### [WHAT YOU SHOULD DO]
Examine the material below. Gather every line in which the string "稳压管的伏安特性曲线" appears.

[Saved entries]

····················

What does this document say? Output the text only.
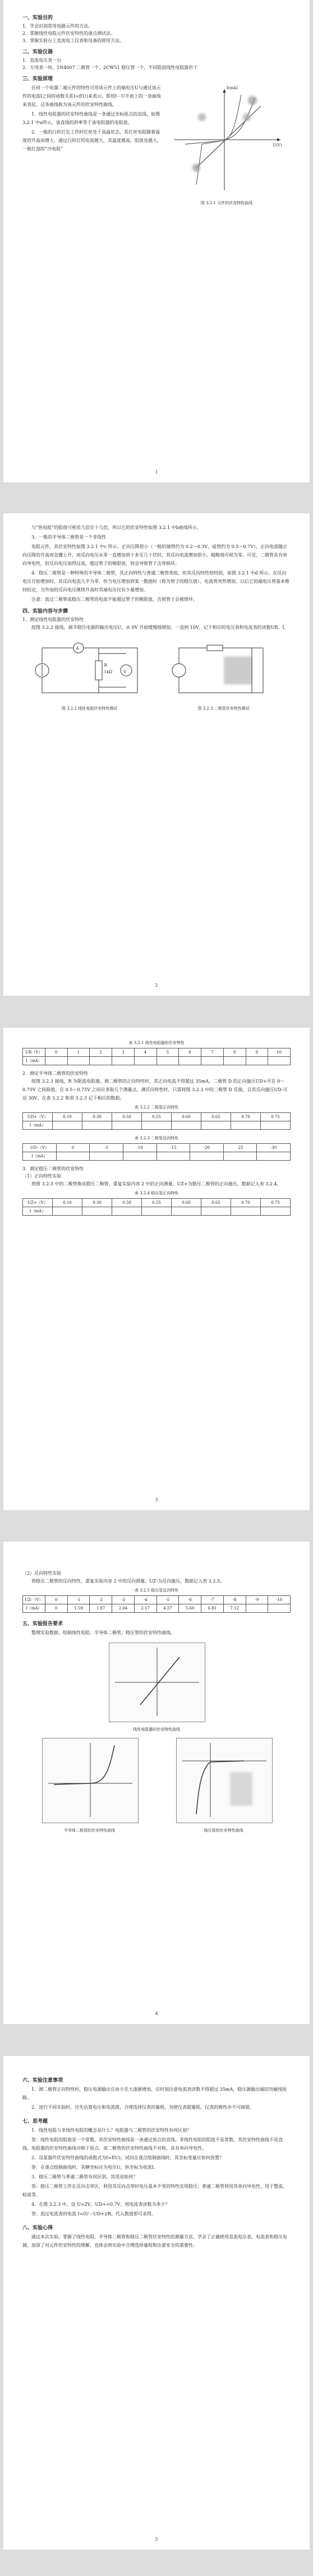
一、实验目的
1．学会识别常用电路元件的方法。
2．掌握线性电阻元件伏安特性的逐点测试法。
3．掌握实验台上直流电工仪表和设备的使用方法。
二、实验仪器
1．直流电压表一台
2．万用表一块，1N4007 二极管一个，2CW51 稳压管一个，不同阻值线性电阻器若干
三、实验原理
任何一个电器二端元件的特性可用该元件上的端电压U与通过该元件的电流I之间的函数关系I=f(U)来表示，即用I－U平面上的一条曲线来表征，这条曲线称为该元件的伏安特性曲线。
1．线性电阻器的伏安特性曲线是一条通过坐标原点的直线，如图 3.2.1 中a所示，该直线的斜率等于该电阻器的电阻值。
2．一般的白炽灯在工作时灯丝处于高温状态，其灯丝电阻随着温度的升高而增大，通过白炽灯的电流越大，其温度越高，阻值也越大，一般灯泡的“冷电阻”
I(mA)
U(V)
图 3.2.1 元件的伏安特性曲线
1
与“热电阻”的阻值可相差几倍至十几倍，所以它的伏安特性如图 3.2.1 中b曲线所示。
3．一般的半导体二极管是一个非线性
电阻元件，其伏安特性如图 3.2.1 中c 所示。正向压降很小（一般的锗管约为 0.2～0.3V，硅管约为 0.5～0.7V），正向电流随正向压降的升高而急骤上升，而反向电压从零一直增加到十多至几十伏时，其反向电流增加很小，粗略地可视为零。可见，二极管具有单向导电性，但反向电压加得过高，超过管子的极限值，则会导致管子击穿损坏。
4．稳压二极管是一种特殊的半导体二极管，其正向特性与普通二极管类似，但其反向特性较特别，如图 3.2.1 中d 所示。在反向电压开始增加时，其反向电流几乎为零，但当电压增加到某一数值时（称为管子的稳压值），电流将突然增加，以后它的端电压将基本维持恒定，当外加的反向电压继续升高时其端电压仅有少量增加。
注意：流过二极管或稳压二极管的电流不能超过管子的极限值，否则管子会被烧坏。
四、实验内容与步骤
1．测定线性电阻器的伏安特性
按图 3.2.2 接线，调节稳压电源的输出电压U，从 0V 开始缓慢地增加，一直到 10V，记下相应的电压表和电流表的读数UR、I。
A
R
1kΩ	V
图 3.2.2 线性电阻伏安特性测试	图 3.2.3 二极管伏安特性测试
2
表 3.2.1 线性电阻器的伏安特性
UR（V）	0	1	2	3	4	5	6	7	8	9	10
I（mA）											
2．测定半导体二极管的伏安特性
按图 3.2.3 接线，R 为限流电阻器。测二极管的正向特性时，其正向电流不得超过 35mA，二极管 D 的正向施压UD+可在 0～0.75V 之间取值。在 0.5～0.75V 之间应多取几个测量点。测反向特性时，只需将图 3.2.3 中的二极管 D 反接，且其反向施压UD-可达 30V。在表 3.2.2 和表 3.2.3 记下相应的数据。
表 3.2.2 二极管正向特性
UD+（V）	0.10	0.30	0.50	0.55	0.60	0.65	0.70	0.75
I（mA）								
表 3.2.3 二极管反向特性
UD-（V）	0	-5	-10	-15	-20	-25	-30
I（mA）							
3．测定稳压二极管的伏安特性
（1）正向特性实验
将图 3.2.3 中的二极管换成稳压二极管，重复实验内容 2 中的正向测量。UZ+为稳压二极管的正向施压，数据记入表 3.2.4。
表 3.2.4 稳压管正向特性
UZ+（V）	0.10	0.30	0.50	0.55	0.60	0.65	0.70	0.75
I（mA）								
3
（2）反向特性实验
将稳压二极管的反向特性，重复实验内容 2 中的反向测量，UZ-为反向施压，数据记入表 3.2.5。
表 3.2.5 稳压管反向特性
UZ-（V）	0	-1	-2	-3	-4	-5	-6	-7	-8	-9	-10
I（mA）	0	1.59	1.87	2.04	2.17	4.27	5.60	6.81	7.12		
五、实验报告要求
整理实验数据，绘制线性电阻、半导体二极管、稳压管的伏安特性曲线。
线性电阻器的伏安特性曲线
半导体二极管的伏安特性曲线	稳压管的伏安特性曲线
4
六、实验注意事项
1．测二极管正向特性时，稳压电源输出应由小至大逐渐增加，应时刻注意电流表读数不得超过 35mA，稳压源输出端切勿碰线短路。
2．进行不同实验时，应先估算电压和电流值，合理选择仪表的量程，勿使仪表超量程，仪表的极性亦不可接错。
七、思考题
1．线性电阻与非线性电阻的概念是什么？电阻器与二极管的伏安特性有何区别？
答：线性电阻的阻值是一个常数，其伏安特性曲线是一条通过原点的直线。非线性电阻的阻值不是常数，其伏安特性曲线不是直线。电阻器的伏安特性曲线对称于原点，而二极管的伏安特性曲线不对称，具有单向导电性。
2．设某器件伏安特性曲线的函数式为I=f(U)，试问在逐点绘制曲线时，其坐标变量应如何放置？
答：在逐点绘制曲线时，其横坐标应为电压U，纵坐标为电流I。
3．稳压二极管与普通二极管有何区别，其用途如何？
答：稳压二极管工作在反向击穿区，利用其反向击穿时电压基本不变的特性实现稳压；普通二极管利用其单向导电性，用于整流、检波等。
4．在图 3.2.3 中，设 U=2V，UD+=0.7V，则电流表读数为多少？
答：流过电流表的电流 I=(U－UD+)/R，代入数值即可求得。
八、实验心得
通过本次实验，掌握了线性电阻、半导体二极管和稳压二极管伏安特性的测量方法，学会了正确使用直流电压表、电流表和稳压电源，加深了对元件伏安特性的理解，也体会到实验中合理选择量程和注意安全的重要性。
5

····················

### [THE RESULT]
整理实验数据，绘制线性电阻、半导体二极管、稳压管的伏安特性曲线。
半导体二极管的伏安特性曲线	稳压管的伏安特性曲线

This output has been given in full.